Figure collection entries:
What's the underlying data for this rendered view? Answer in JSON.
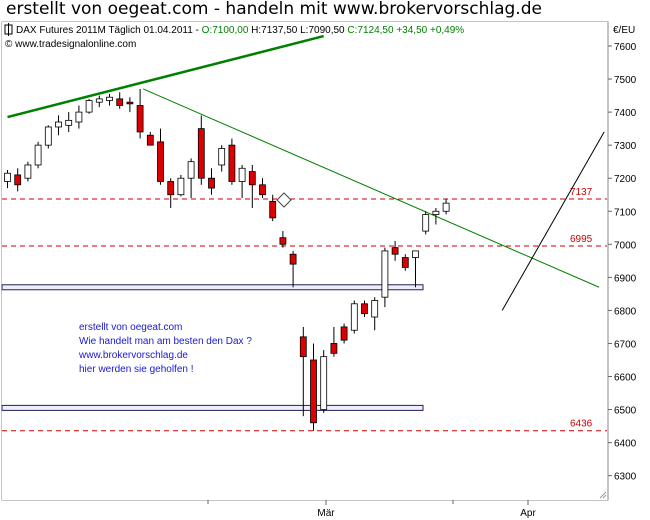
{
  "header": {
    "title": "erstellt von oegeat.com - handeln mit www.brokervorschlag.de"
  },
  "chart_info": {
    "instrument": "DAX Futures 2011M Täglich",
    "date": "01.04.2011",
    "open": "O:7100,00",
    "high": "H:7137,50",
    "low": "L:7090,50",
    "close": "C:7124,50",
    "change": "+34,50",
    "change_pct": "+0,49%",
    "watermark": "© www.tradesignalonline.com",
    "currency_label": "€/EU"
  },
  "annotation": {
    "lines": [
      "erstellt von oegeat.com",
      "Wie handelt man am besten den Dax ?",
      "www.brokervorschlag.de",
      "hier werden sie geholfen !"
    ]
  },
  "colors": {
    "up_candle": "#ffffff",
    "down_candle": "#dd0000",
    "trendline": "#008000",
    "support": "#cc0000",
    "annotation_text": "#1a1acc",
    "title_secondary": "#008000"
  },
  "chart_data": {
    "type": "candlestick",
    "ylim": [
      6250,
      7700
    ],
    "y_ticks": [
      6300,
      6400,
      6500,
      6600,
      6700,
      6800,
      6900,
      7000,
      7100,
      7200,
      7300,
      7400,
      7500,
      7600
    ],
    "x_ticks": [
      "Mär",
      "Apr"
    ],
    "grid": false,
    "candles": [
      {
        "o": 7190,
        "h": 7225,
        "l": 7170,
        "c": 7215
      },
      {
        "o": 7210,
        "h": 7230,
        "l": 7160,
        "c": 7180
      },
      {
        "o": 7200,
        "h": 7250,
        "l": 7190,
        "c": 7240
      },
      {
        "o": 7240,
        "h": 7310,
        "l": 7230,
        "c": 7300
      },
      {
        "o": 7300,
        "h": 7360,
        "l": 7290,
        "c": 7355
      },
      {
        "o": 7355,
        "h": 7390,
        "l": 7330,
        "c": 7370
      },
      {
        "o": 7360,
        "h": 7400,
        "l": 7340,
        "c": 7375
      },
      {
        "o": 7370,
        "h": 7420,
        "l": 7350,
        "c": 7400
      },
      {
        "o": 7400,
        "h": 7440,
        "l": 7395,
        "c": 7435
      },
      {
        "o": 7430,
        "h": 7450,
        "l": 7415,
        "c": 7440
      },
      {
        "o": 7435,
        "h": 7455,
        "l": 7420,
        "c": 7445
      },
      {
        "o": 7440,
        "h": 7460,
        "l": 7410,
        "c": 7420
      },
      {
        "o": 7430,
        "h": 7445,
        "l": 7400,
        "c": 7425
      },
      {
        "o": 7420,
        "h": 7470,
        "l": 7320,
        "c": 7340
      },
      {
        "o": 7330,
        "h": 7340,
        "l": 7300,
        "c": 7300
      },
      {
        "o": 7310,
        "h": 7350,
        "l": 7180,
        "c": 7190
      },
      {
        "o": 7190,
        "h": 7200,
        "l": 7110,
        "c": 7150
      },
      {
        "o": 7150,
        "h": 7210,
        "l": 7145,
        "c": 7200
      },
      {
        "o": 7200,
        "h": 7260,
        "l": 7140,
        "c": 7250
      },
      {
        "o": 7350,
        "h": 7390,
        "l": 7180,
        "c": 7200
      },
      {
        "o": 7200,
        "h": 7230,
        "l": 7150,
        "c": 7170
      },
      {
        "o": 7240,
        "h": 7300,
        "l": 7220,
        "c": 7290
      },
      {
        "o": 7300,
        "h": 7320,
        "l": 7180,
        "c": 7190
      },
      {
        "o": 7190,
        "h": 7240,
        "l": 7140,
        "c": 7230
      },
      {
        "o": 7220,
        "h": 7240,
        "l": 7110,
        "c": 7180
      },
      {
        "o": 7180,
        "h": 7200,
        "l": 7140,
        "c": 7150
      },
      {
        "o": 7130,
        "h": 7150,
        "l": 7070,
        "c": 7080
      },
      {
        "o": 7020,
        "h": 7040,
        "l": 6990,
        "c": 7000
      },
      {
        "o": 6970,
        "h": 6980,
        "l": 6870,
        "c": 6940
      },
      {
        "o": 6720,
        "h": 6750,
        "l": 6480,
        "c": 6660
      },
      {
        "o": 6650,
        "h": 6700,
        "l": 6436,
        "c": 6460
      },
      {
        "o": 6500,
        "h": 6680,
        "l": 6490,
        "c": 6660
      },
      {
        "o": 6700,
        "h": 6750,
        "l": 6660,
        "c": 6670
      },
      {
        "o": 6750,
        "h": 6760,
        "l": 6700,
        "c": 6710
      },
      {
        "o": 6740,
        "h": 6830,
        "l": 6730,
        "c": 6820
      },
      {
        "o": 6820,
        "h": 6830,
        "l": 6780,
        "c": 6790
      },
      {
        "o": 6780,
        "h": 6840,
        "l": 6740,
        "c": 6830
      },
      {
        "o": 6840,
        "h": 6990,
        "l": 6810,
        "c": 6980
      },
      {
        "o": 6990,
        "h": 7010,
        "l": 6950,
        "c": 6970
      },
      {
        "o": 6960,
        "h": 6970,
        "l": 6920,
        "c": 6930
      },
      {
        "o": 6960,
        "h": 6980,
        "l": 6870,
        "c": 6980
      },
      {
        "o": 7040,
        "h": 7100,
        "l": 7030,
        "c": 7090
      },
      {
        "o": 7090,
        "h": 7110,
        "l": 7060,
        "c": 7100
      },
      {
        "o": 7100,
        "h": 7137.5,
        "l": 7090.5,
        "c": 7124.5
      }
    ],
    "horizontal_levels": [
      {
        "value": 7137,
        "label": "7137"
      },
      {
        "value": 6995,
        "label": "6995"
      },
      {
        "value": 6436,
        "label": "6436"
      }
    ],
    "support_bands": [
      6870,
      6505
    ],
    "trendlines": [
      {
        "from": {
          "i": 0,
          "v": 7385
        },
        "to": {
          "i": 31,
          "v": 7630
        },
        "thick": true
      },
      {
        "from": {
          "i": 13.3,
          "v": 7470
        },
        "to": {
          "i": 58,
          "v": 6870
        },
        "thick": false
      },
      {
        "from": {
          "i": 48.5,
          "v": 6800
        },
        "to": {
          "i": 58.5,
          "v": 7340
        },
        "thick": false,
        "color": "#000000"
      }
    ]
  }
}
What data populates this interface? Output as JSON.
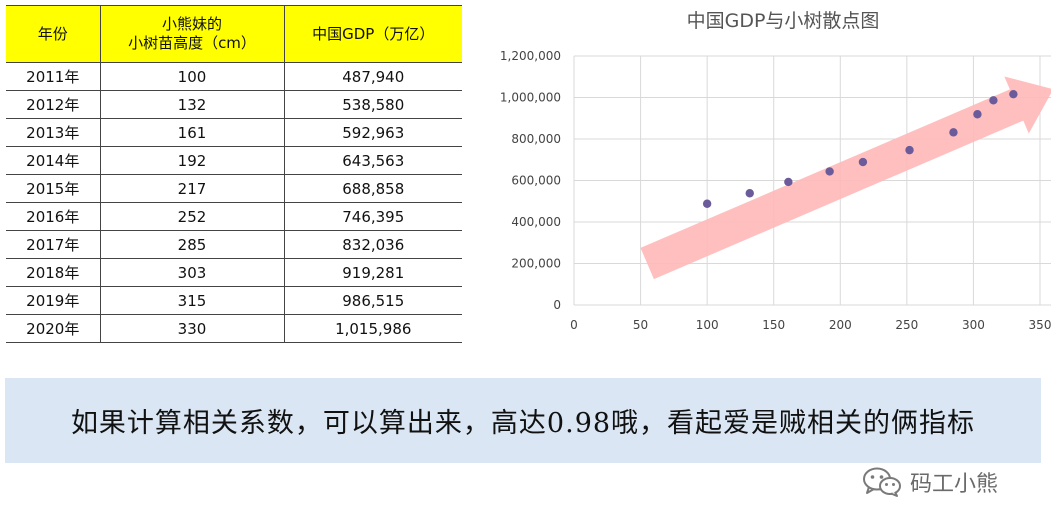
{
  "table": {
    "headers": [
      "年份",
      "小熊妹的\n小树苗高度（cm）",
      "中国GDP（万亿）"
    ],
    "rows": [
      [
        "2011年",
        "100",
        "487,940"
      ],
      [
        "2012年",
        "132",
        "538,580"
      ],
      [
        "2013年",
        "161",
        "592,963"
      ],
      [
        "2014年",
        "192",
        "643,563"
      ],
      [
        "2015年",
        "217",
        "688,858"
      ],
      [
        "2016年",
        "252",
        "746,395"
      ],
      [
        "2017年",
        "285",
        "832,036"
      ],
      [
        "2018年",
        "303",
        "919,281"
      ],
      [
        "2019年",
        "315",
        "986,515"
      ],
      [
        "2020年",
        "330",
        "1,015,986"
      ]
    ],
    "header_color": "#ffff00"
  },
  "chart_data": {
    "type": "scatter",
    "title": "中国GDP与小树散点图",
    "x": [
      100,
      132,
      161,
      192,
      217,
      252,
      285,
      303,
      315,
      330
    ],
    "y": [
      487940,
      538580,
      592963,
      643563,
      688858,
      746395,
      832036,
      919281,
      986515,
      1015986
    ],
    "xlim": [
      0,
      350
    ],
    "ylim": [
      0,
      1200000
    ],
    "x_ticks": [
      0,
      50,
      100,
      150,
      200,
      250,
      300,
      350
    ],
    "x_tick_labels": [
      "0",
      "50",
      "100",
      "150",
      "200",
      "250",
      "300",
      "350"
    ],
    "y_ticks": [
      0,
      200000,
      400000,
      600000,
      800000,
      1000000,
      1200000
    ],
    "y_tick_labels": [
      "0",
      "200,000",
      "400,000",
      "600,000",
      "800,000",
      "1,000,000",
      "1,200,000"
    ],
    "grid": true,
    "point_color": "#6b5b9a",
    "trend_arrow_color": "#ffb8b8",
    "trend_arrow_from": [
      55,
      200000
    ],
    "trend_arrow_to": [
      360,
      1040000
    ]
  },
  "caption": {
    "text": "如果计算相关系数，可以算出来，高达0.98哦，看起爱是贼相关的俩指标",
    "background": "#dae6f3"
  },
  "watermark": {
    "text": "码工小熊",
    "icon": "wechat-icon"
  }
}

§ Written task:
Report how many lines of the data hold the string "this"; give only the number.

§ Task result:
2